[REQUEST]: Scan the data below for the string "name". Copy every line where it appears.

[ENTRIES SHOWN]:
════════════════

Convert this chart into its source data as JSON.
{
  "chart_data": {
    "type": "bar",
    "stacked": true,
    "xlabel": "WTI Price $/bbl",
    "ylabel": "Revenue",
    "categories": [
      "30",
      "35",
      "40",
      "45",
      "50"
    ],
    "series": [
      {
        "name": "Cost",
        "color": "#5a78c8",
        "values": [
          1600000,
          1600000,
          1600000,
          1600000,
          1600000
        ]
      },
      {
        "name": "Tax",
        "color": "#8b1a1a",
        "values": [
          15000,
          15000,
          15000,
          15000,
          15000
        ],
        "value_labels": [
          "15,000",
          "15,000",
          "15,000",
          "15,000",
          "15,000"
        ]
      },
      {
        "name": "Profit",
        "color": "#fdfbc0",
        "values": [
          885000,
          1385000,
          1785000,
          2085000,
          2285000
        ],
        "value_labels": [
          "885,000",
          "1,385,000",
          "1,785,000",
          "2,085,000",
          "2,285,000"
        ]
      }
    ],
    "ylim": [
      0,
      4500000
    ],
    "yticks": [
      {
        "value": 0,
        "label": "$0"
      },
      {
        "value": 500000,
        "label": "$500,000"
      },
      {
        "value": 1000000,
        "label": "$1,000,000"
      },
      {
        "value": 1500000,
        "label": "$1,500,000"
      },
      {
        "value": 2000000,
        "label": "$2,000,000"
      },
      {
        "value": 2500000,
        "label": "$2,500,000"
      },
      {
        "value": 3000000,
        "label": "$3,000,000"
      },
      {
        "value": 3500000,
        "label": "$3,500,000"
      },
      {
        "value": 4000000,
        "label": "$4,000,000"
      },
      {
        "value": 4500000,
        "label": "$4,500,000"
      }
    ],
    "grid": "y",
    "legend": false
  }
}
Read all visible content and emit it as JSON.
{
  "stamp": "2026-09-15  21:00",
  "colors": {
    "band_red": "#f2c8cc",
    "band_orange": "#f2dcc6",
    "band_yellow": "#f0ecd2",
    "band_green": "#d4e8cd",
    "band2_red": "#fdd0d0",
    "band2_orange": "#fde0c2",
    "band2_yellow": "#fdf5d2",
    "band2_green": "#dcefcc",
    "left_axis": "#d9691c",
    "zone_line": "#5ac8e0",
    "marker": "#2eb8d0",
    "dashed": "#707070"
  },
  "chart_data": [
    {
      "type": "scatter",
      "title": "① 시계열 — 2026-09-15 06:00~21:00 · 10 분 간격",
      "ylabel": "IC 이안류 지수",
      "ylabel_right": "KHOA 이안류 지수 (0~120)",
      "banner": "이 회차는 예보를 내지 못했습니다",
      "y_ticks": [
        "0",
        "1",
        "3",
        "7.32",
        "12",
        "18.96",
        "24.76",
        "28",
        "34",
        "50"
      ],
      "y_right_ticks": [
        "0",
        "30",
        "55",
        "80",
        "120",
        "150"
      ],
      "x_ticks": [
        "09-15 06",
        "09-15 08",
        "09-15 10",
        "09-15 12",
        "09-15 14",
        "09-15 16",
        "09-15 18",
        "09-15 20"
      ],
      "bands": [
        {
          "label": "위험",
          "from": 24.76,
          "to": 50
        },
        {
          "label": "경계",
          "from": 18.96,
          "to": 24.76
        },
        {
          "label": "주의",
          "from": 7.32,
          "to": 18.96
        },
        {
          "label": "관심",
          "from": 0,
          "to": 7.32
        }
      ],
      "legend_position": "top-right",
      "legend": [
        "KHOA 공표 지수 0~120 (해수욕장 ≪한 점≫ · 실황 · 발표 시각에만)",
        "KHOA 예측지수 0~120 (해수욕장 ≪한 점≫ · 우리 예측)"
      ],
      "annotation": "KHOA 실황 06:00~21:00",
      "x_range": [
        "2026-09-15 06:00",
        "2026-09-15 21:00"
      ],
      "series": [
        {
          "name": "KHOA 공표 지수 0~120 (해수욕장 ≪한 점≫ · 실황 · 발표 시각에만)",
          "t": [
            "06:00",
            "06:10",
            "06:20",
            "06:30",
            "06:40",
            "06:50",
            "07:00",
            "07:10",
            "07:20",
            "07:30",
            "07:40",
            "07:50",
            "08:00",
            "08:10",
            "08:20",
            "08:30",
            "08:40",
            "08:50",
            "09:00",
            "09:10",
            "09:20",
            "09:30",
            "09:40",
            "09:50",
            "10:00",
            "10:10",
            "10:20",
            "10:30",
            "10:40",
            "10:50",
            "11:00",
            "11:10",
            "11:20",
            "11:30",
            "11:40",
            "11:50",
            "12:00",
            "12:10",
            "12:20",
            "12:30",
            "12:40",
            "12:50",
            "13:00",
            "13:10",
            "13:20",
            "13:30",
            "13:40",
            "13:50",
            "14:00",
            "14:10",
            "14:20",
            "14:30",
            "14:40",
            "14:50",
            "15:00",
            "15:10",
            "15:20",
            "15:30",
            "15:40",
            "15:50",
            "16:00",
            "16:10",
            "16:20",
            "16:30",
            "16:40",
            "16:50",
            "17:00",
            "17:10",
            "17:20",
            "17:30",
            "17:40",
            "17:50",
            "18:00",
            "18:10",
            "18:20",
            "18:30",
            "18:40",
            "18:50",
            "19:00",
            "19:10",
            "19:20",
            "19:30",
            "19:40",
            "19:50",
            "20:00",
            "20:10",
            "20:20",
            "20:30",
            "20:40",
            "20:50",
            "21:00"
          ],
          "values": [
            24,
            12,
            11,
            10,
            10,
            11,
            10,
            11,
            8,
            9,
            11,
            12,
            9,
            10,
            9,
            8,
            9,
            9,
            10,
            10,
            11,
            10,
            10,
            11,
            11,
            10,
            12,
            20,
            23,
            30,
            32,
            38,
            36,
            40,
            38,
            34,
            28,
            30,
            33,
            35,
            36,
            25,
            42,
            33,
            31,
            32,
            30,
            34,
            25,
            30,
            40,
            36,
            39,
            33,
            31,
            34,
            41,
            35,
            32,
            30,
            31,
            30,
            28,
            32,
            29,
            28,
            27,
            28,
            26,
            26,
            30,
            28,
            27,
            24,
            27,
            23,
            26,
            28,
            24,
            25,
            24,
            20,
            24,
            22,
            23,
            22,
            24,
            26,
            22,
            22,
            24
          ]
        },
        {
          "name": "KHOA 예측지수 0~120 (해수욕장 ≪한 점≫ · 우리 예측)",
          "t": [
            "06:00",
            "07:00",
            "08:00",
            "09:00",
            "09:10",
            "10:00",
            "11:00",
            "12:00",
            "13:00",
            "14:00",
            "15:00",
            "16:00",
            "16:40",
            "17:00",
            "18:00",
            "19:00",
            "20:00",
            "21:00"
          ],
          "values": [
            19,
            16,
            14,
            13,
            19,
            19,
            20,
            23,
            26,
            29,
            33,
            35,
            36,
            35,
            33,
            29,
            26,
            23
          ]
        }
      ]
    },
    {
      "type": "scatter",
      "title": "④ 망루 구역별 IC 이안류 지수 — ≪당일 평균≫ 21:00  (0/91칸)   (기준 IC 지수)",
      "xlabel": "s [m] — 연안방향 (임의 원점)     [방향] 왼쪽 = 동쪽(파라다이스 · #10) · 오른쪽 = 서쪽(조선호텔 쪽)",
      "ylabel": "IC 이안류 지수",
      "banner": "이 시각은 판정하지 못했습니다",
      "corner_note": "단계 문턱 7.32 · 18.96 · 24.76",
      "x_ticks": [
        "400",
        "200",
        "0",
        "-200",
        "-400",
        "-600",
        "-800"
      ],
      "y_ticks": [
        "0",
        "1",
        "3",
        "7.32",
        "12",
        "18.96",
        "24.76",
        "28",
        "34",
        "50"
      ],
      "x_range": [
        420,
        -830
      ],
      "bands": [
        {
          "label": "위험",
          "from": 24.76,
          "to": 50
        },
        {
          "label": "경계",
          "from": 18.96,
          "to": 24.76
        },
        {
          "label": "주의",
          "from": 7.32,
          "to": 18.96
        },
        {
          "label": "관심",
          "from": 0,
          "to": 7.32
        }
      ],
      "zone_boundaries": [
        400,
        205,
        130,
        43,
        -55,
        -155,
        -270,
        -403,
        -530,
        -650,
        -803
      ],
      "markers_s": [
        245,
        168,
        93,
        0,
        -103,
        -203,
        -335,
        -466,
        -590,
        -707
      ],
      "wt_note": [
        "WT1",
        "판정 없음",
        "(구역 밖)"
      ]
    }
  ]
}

════════════════

[WRITTEN RESPONSE]:
        "name": "Cost",
        "name": "Tax",
        "name": "Profit",
          "name": "KHOA 공표 지수 0~120 (해수욕장 ≪한 점≫ · 실황 · 발표 시각에만)",
          "name": "KHOA 예측지수 0~120 (해수욕장 ≪한 점≫ · 우리 예측)",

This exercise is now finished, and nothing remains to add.